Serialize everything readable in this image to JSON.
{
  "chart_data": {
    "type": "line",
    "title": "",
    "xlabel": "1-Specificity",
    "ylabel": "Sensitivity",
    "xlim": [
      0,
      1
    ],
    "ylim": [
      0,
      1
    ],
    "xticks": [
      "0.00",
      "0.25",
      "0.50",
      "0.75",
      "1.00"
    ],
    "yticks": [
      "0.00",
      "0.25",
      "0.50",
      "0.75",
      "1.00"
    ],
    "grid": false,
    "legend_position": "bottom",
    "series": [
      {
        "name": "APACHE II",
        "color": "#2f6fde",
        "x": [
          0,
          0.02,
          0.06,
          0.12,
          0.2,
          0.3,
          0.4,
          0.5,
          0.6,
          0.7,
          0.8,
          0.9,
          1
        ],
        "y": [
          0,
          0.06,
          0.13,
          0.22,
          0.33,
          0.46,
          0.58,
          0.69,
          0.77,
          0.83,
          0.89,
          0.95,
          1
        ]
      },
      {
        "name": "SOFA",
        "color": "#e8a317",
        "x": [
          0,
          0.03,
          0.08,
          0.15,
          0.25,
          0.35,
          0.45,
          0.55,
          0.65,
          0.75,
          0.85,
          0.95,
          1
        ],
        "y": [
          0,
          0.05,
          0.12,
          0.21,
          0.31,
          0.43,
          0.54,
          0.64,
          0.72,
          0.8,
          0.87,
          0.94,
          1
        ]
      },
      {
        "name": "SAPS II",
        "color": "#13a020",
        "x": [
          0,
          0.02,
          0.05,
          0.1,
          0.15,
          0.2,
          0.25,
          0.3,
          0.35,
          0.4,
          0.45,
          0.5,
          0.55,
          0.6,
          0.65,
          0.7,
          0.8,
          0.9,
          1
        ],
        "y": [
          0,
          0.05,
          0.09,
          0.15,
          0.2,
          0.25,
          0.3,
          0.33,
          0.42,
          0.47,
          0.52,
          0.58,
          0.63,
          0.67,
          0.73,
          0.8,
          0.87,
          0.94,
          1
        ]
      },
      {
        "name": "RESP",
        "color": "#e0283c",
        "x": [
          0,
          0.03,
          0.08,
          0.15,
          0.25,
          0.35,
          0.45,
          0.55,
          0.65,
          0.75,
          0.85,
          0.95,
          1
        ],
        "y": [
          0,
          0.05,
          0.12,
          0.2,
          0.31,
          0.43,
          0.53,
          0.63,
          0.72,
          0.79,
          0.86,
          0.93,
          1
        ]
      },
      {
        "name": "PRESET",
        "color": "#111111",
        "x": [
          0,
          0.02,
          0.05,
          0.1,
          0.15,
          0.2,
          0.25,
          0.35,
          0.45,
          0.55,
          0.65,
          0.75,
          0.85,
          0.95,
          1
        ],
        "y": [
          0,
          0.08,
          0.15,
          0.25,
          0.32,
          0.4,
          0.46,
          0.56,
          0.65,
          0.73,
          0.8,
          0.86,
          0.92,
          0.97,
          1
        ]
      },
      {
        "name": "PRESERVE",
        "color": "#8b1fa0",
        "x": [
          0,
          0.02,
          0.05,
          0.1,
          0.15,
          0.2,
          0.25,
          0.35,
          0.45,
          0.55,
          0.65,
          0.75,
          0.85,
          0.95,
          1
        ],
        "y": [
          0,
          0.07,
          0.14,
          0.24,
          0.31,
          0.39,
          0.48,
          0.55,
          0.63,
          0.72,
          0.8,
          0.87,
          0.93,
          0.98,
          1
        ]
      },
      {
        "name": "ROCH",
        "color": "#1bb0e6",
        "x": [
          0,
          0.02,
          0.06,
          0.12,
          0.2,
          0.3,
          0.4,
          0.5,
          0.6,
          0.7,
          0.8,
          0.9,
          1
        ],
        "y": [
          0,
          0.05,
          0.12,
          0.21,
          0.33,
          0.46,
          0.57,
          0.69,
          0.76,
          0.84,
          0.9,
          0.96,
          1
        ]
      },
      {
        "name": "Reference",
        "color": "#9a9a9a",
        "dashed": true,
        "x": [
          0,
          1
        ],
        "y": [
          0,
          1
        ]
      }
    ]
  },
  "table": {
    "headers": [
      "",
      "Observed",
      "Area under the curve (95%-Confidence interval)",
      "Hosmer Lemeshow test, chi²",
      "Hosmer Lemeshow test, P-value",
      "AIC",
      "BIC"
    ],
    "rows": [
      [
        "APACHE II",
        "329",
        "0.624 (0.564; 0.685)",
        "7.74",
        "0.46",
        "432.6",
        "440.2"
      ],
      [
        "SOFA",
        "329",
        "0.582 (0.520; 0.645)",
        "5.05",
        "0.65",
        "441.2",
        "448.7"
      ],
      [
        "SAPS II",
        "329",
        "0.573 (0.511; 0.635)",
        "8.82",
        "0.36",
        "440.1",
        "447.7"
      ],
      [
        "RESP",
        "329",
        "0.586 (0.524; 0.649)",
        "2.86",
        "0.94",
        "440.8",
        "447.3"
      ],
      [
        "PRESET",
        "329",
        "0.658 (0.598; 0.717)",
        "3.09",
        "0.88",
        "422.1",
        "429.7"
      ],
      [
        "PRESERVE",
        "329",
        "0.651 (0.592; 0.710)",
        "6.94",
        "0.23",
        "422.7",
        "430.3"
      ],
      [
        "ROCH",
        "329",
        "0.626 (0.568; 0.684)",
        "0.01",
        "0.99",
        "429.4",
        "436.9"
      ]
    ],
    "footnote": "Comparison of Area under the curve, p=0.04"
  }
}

○ ○ ○ ○ ○ ○ ○

What is needed:
Look over the listing. Pull out every line with the string "Lemeshow" in it.

Answer for the task:
      "Hosmer Lemeshow test, chi²",
      "Hosmer Lemeshow test, P-value",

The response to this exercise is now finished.